Pick out the lines containing "Calculul".

▸ DATASET RECORDS

════════

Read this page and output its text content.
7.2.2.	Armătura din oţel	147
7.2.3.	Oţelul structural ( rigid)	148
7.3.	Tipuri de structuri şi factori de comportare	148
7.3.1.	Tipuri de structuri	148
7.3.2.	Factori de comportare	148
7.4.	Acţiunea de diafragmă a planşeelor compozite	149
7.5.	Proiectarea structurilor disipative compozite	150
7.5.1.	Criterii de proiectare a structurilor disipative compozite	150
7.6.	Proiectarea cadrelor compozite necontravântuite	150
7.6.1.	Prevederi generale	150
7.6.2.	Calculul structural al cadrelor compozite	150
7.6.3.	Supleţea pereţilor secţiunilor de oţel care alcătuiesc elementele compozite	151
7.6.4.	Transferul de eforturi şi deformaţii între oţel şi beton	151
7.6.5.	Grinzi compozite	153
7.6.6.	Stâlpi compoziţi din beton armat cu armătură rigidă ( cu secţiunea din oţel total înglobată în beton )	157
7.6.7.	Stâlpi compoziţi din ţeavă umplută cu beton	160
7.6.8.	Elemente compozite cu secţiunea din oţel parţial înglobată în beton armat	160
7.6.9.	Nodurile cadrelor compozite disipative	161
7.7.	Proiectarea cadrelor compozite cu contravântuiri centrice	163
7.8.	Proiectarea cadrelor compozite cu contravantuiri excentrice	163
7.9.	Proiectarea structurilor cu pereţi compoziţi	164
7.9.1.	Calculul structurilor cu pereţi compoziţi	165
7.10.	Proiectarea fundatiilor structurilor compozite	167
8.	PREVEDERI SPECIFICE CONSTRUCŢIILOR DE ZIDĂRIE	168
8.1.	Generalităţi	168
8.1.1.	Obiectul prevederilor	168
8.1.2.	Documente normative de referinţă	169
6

════════

▸ WRITTEN ANSWER
7.6.2.	Calculul structural al cadrelor compozite	150
7.9.1.	Calculul structurilor cu pereţi compoziţi	165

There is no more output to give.